• _Short exercise_: Show only lines that include "国家知识产权局负责".

• _Rows from a dataset_:

----------------

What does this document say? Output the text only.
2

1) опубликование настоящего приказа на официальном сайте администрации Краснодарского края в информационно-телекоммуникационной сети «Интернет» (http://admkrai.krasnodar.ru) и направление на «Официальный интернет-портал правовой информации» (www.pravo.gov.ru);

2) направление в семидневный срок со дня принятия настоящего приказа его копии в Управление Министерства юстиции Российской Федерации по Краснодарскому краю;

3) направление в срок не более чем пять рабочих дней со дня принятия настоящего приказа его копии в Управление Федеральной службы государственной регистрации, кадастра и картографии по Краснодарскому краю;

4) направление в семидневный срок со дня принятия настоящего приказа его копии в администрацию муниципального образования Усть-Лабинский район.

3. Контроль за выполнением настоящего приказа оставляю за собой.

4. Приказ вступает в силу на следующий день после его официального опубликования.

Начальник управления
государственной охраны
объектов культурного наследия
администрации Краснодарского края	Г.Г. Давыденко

----------------

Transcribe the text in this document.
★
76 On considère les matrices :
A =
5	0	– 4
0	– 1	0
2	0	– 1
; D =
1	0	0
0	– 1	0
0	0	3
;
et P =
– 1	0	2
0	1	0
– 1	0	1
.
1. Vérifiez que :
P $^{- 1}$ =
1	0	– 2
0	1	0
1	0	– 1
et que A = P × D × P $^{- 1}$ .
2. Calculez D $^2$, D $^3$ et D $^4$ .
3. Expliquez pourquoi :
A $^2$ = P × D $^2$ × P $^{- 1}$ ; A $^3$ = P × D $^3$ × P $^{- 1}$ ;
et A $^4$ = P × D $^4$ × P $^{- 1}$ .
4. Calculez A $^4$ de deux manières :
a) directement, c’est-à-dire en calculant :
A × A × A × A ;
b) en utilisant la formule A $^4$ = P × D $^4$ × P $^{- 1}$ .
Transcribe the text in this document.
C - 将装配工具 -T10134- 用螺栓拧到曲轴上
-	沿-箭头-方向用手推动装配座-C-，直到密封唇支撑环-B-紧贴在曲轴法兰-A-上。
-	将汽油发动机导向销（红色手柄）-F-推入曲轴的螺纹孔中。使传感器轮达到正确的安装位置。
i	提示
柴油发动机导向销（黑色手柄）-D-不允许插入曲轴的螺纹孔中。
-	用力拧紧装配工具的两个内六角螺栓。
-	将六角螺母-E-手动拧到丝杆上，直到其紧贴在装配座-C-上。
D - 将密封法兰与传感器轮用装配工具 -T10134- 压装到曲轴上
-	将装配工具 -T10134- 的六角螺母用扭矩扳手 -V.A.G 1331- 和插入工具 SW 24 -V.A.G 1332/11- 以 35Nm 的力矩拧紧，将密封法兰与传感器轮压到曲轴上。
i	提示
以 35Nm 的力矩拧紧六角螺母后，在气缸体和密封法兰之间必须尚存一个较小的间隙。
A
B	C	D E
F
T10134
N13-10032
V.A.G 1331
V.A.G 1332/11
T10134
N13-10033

----------------

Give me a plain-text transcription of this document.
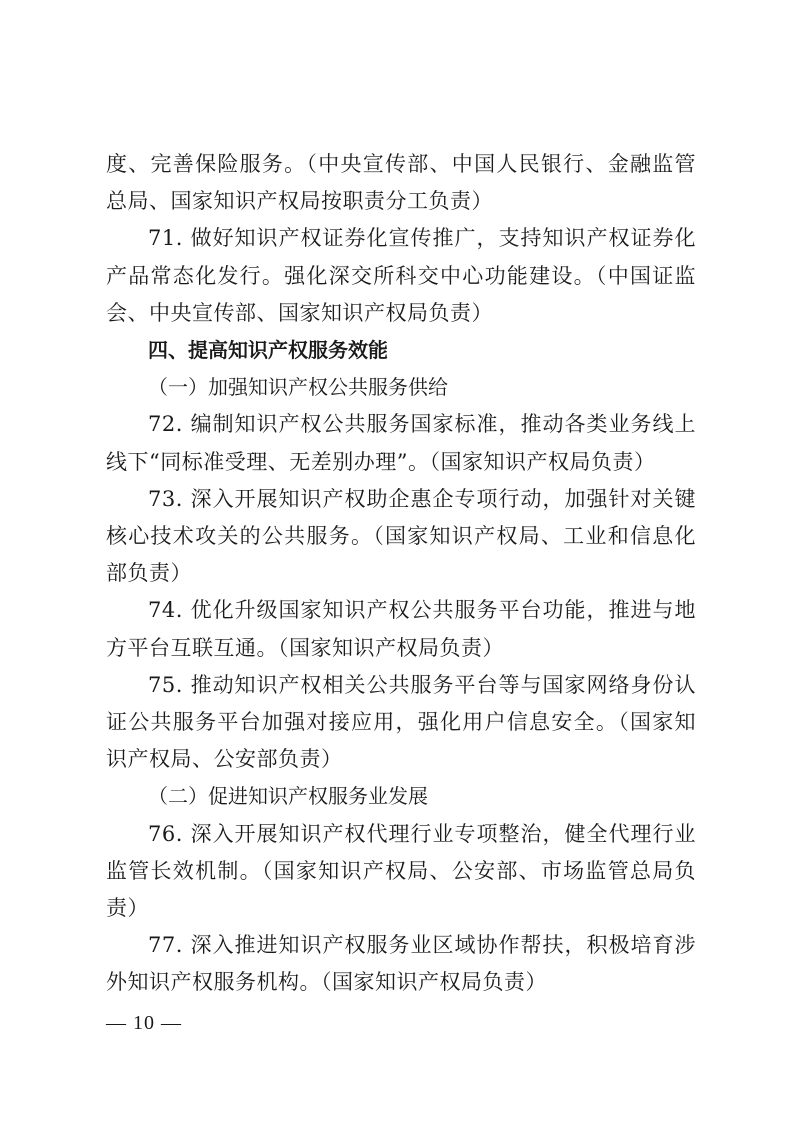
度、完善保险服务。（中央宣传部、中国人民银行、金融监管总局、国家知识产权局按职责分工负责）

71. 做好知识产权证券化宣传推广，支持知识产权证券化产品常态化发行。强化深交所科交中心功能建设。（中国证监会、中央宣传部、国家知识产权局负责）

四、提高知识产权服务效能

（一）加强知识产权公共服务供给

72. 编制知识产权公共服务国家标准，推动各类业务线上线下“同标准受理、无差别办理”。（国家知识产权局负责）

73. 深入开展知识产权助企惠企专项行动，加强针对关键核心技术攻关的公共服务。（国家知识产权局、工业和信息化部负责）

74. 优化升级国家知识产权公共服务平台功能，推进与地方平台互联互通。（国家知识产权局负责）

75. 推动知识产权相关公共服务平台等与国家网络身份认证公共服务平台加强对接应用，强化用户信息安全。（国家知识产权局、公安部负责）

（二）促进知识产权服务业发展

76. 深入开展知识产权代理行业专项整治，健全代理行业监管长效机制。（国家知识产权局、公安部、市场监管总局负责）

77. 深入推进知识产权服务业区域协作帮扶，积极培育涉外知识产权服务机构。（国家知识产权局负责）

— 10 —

----------------

• _Task solution_:
71. 做好知识产权证券化宣传推广，支持知识产权证券化产品常态化发行。强化深交所科交中心功能建设。（中国证监会、中央宣传部、国家知识产权局负责）
72. 编制知识产权公共服务国家标准，推动各类业务线上线下“同标准受理、无差别办理”。（国家知识产权局负责）
74. 优化升级国家知识产权公共服务平台功能，推进与地方平台互联互通。（国家知识产权局负责）
77. 深入推进知识产权服务业区域协作帮扶，积极培育涉外知识产权服务机构。（国家知识产权局负责）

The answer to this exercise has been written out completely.